WHAT YOU NEED TO DO -
Filter the entries and keep only the lines where the string "inputs" appears.

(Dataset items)
+++++
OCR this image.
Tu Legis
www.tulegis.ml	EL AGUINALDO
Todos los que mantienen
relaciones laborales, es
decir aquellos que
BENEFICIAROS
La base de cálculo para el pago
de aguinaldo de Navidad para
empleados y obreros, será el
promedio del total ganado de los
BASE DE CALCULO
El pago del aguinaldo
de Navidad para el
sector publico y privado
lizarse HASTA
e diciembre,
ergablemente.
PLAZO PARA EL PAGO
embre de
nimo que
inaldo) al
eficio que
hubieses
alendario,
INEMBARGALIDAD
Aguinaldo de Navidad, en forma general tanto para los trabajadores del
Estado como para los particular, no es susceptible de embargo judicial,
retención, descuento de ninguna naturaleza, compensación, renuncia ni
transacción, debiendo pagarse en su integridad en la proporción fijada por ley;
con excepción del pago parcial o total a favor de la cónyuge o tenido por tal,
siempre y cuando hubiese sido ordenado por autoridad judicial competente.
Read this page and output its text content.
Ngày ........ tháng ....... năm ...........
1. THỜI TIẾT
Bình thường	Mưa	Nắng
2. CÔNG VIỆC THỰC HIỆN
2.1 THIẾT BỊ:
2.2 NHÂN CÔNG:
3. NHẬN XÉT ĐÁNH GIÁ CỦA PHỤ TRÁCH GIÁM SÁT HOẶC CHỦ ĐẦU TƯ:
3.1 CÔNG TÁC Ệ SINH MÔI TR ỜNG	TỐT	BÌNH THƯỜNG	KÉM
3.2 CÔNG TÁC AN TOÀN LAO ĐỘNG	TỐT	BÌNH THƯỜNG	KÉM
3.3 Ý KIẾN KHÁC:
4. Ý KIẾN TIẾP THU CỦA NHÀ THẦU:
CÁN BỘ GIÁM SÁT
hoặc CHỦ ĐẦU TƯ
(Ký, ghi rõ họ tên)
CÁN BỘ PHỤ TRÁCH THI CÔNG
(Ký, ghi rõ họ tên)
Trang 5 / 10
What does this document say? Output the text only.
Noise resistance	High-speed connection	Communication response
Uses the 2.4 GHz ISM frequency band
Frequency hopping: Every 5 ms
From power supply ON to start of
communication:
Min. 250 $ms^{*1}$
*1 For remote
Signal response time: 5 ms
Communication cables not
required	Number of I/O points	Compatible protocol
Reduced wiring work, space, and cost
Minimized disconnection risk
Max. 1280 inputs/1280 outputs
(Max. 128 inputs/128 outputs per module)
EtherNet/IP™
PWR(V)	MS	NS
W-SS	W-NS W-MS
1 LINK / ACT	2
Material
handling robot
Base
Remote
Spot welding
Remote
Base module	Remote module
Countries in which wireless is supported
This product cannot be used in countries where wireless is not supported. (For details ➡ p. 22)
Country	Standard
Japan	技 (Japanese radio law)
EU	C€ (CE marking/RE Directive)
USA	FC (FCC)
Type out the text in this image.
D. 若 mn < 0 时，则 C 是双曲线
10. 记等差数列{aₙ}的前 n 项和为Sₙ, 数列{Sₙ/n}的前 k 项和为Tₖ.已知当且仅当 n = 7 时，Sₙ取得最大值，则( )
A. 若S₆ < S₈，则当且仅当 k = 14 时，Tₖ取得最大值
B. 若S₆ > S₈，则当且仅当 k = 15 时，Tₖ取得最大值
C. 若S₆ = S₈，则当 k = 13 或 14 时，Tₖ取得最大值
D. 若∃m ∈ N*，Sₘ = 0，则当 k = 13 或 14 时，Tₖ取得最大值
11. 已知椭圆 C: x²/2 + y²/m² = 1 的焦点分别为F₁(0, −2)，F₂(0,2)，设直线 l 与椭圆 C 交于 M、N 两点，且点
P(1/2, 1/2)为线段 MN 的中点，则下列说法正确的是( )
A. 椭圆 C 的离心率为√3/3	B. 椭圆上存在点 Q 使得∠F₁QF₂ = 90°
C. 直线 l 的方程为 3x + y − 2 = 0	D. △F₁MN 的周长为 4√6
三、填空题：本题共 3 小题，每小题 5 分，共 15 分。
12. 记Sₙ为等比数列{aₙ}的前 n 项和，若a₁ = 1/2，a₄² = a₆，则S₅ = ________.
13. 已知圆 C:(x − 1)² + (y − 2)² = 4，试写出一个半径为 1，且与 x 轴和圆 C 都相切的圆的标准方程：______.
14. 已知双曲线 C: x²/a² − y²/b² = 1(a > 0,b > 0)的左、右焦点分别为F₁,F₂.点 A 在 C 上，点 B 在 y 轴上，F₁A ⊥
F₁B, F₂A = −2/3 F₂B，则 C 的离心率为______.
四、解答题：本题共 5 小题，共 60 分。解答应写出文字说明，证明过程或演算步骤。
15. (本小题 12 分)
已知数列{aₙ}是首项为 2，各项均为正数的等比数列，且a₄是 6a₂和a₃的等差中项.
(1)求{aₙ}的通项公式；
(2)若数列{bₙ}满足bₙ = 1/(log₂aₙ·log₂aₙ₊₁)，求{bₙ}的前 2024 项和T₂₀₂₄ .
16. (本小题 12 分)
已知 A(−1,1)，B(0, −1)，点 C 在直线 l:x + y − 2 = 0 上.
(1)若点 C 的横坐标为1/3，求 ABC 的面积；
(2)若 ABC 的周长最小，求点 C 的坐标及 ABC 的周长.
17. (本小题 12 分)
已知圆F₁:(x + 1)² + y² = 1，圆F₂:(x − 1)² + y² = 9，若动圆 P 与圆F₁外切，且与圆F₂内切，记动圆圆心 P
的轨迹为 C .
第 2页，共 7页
+++++
RESPONSE -
Max. 1280 inputs/1280 outputs
(Max. 128 inputs/128 outputs per module)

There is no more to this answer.